Records:
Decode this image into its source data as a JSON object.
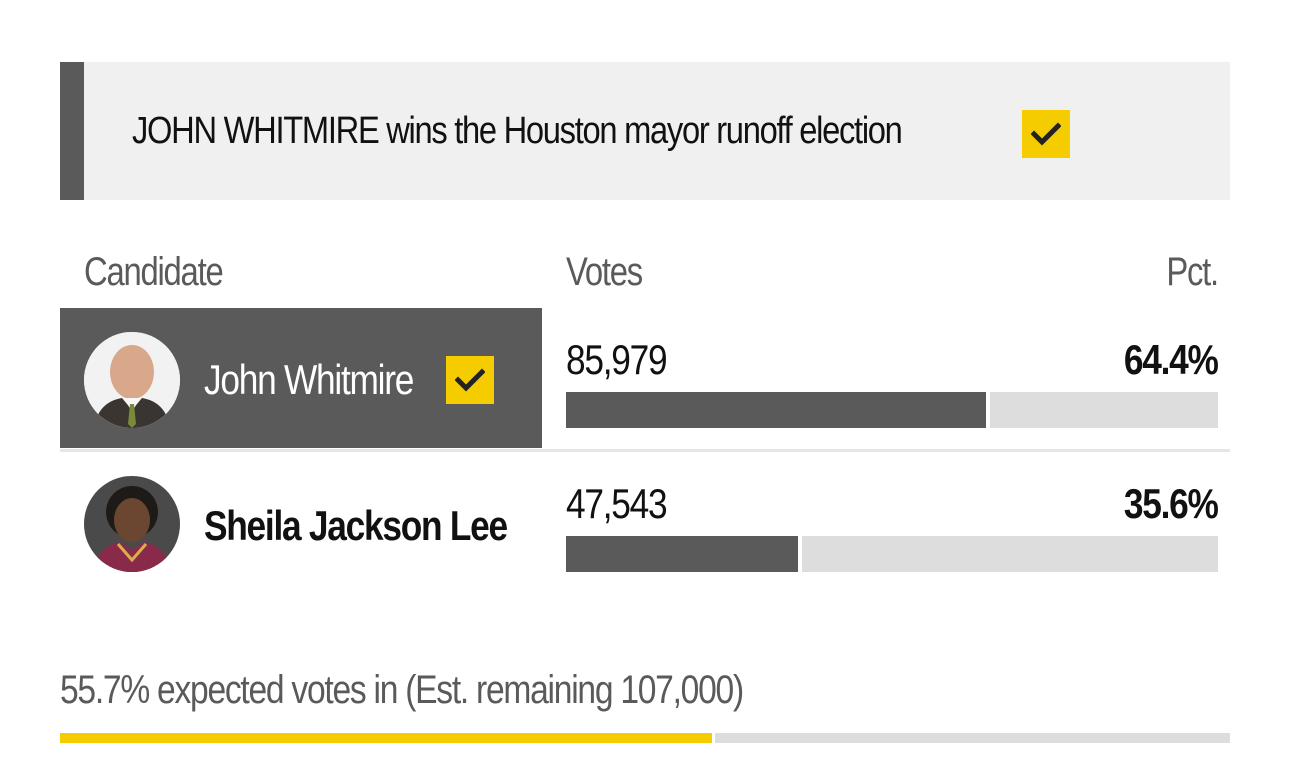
{
  "banner": {
    "title": "JOHN WHITMIRE wins the Houston mayor runoff election",
    "check_icon": "checkmark-icon",
    "check_color": "#f5cc00"
  },
  "columns": {
    "candidate": "Candidate",
    "votes": "Votes",
    "pct": "Pct."
  },
  "candidates": [
    {
      "name": "John Whitmire",
      "votes": "85,979",
      "pct": "64.4%",
      "share": 0.644,
      "winner": true,
      "avatar_icon": "candidate-photo"
    },
    {
      "name": "Sheila Jackson Lee",
      "votes": "47,543",
      "pct": "35.6%",
      "share": 0.356,
      "winner": false,
      "avatar_icon": "candidate-photo"
    }
  ],
  "footer": {
    "text": "55.7% expected votes in (Est. remaining 107,000)",
    "progress": 0.557
  },
  "colors": {
    "accent": "#f5cc00",
    "bar": "#5a5a5a",
    "track": "#dddddd"
  }
}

Exercise instructions:
Determine how many lines of the listing above include the word "name", and report that number only.

Solution:
2